Start Information supplied
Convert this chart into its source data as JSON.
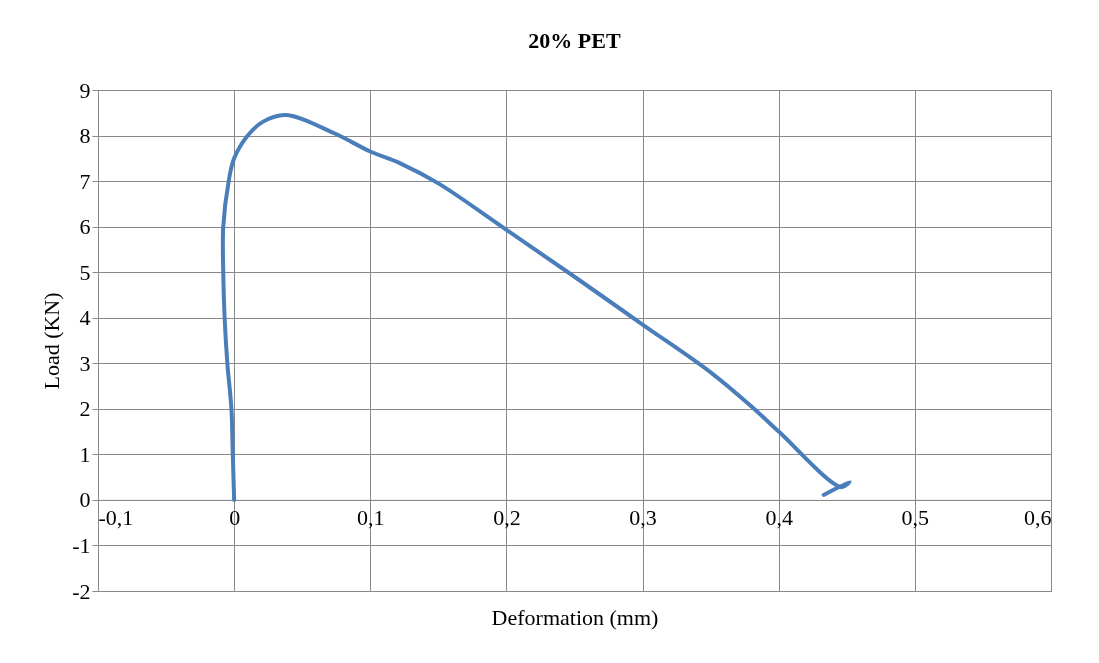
{
  "chart_data": {
    "type": "line",
    "title": "20% PET",
    "xlabel": "Deformation (mm)",
    "ylabel": "Load (KN)",
    "xlim": [
      -0.1,
      0.6
    ],
    "ylim": [
      -2,
      9
    ],
    "xticks": [
      {
        "value": -0.1,
        "label": "-0,1"
      },
      0,
      {
        "value": 0.1,
        "label": "0,1"
      },
      {
        "value": 0.2,
        "label": "0,2"
      },
      {
        "value": 0.3,
        "label": "0,3"
      },
      {
        "value": 0.4,
        "label": "0,4"
      },
      {
        "value": 0.5,
        "label": "0,5"
      },
      {
        "value": 0.6,
        "label": "0,6"
      }
    ],
    "yticks": [
      -2,
      -1,
      0,
      1,
      2,
      3,
      4,
      5,
      6,
      7,
      8,
      9
    ],
    "grid": true,
    "legend": false,
    "marker": "none",
    "line_style": "solid",
    "series": [
      {
        "color": "#4a7ebb",
        "x": [
          0,
          -0.001,
          -0.002,
          -0.005,
          -0.007,
          -0.008,
          -0.008,
          -0.004,
          0,
          0.01,
          0.021,
          0.038,
          0.0735,
          0.1,
          0.122,
          0.15,
          0.2,
          0.25,
          0.3,
          0.35,
          0.38,
          0.4,
          0.446,
          0.452,
          0.433
        ],
        "values": [
          0,
          1,
          2,
          3,
          4,
          5,
          6,
          7,
          7.5,
          8,
          8.3,
          8.45,
          8.05,
          7.65,
          7.39,
          6.95,
          5.93,
          4.9,
          3.85,
          2.8,
          2.05,
          1.5,
          0.28,
          0.4,
          0.11
        ]
      }
    ]
  }
}
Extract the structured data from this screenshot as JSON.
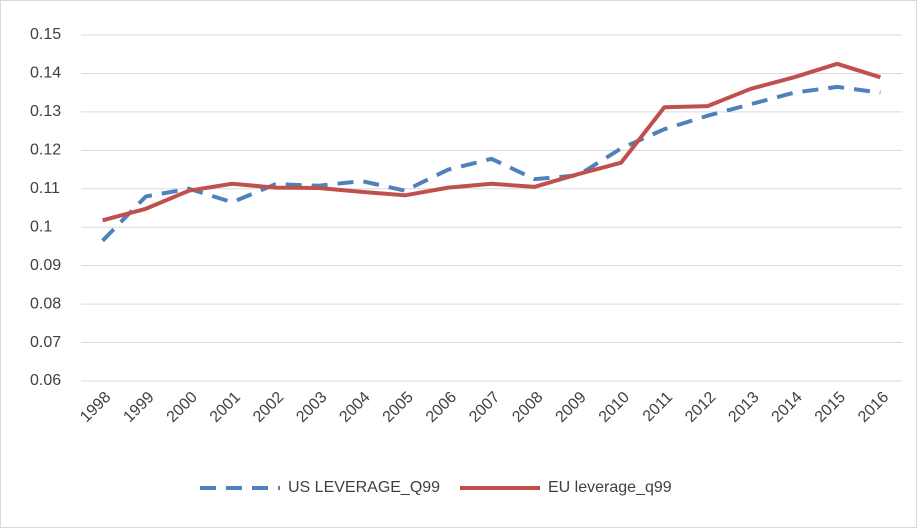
{
  "chart_data": {
    "type": "line",
    "categories": [
      "1998",
      "1999",
      "2000",
      "2001",
      "2002",
      "2003",
      "2004",
      "2005",
      "2006",
      "2007",
      "2008",
      "2009",
      "2010",
      "2011",
      "2012",
      "2013",
      "2014",
      "2015",
      "2016"
    ],
    "series": [
      {
        "name": "US LEVERAGE_Q99",
        "color": "#4f81bd",
        "dashed": true,
        "values": [
          0.0965,
          0.108,
          0.11,
          0.1065,
          0.1112,
          0.1108,
          0.112,
          0.1095,
          0.115,
          0.1178,
          0.1125,
          0.1135,
          0.1205,
          0.1255,
          0.129,
          0.132,
          0.135,
          0.1365,
          0.135
        ]
      },
      {
        "name": "EU leverage_q99",
        "color": "#c0504d",
        "dashed": false,
        "values": [
          0.1018,
          0.1048,
          0.1095,
          0.1113,
          0.1103,
          0.1102,
          0.1092,
          0.1083,
          0.1103,
          0.1113,
          0.1105,
          0.1138,
          0.1168,
          0.1312,
          0.1315,
          0.136,
          0.139,
          0.1425,
          0.139
        ]
      }
    ],
    "ylim": [
      0.06,
      0.15
    ],
    "yticks": [
      0.06,
      0.07,
      0.08,
      0.09,
      0.1,
      0.11,
      0.12,
      0.13,
      0.14,
      0.15
    ],
    "grid": true,
    "legend": "bottom"
  }
}
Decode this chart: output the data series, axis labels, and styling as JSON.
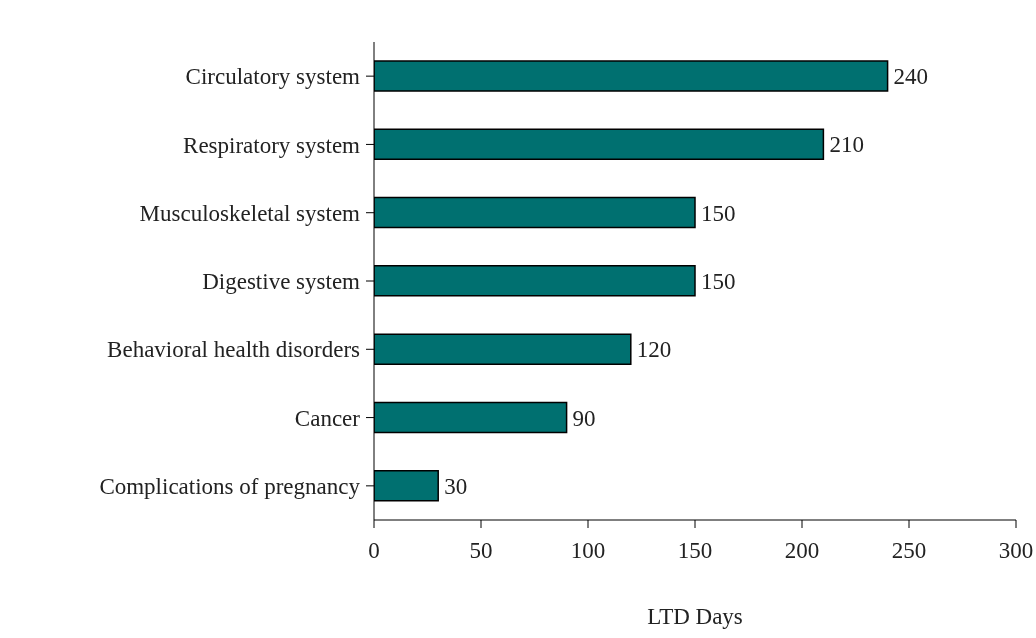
{
  "chart_data": {
    "type": "bar",
    "orientation": "horizontal",
    "xlabel": "LTD Days",
    "categories": [
      "Circulatory system",
      "Respiratory system",
      "Musculoskeletal system",
      "Digestive system",
      "Behavioral health disorders",
      "Cancer",
      "Complications of pregnancy"
    ],
    "values": [
      240,
      210,
      150,
      150,
      120,
      90,
      30
    ],
    "color": "#007070",
    "xlim": [
      0,
      300
    ],
    "xticks": [
      0,
      50,
      100,
      150,
      200,
      250,
      300
    ],
    "data_labels": true,
    "grid": false,
    "legend": false
  }
}
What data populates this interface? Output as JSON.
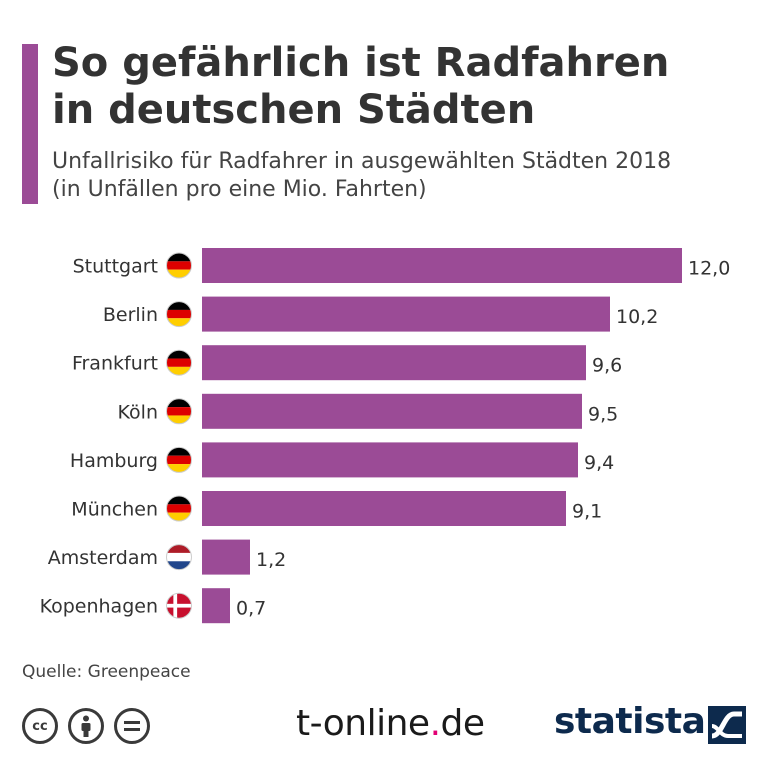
{
  "header": {
    "title_line1": "So gefährlich ist Radfahren",
    "title_line2": "in deutschen Städten",
    "subtitle_line1": "Unfallrisiko für Radfahrer in ausgewählten Städten 2018",
    "subtitle_line2": "(in Unfällen pro eine Mio. Fahrten)",
    "accent_color": "#9b4b96"
  },
  "chart_data": {
    "type": "bar",
    "orientation": "horizontal",
    "categories": [
      "Stuttgart",
      "Berlin",
      "Frankfurt",
      "Köln",
      "Hamburg",
      "München",
      "Amsterdam",
      "Kopenhagen"
    ],
    "values": [
      12.0,
      10.2,
      9.6,
      9.5,
      9.4,
      9.1,
      1.2,
      0.7
    ],
    "value_labels": [
      "12,0",
      "10,2",
      "9,6",
      "9,5",
      "9,4",
      "9,1",
      "1,2",
      "0,7"
    ],
    "flags": [
      "germany-flag-icon",
      "germany-flag-icon",
      "germany-flag-icon",
      "germany-flag-icon",
      "germany-flag-icon",
      "germany-flag-icon",
      "netherlands-flag-icon",
      "denmark-flag-icon"
    ],
    "bar_color": "#9b4b96",
    "xlim": [
      0,
      12
    ],
    "grid": false,
    "legend": "none"
  },
  "footer": {
    "source": "Quelle: Greenpeace",
    "cc_icons": [
      "cc",
      "by",
      "nd"
    ],
    "tonline_main": "t-online",
    "tonline_dot": ".",
    "tonline_tld": "de",
    "statista": "statista"
  }
}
End Information supplied
## Exercise brief
Collect the lines of the data that carry the word "xlabel".

## Task output
    "xlabel": "Deformation (mm)",
    "xlabel": "LTD Days",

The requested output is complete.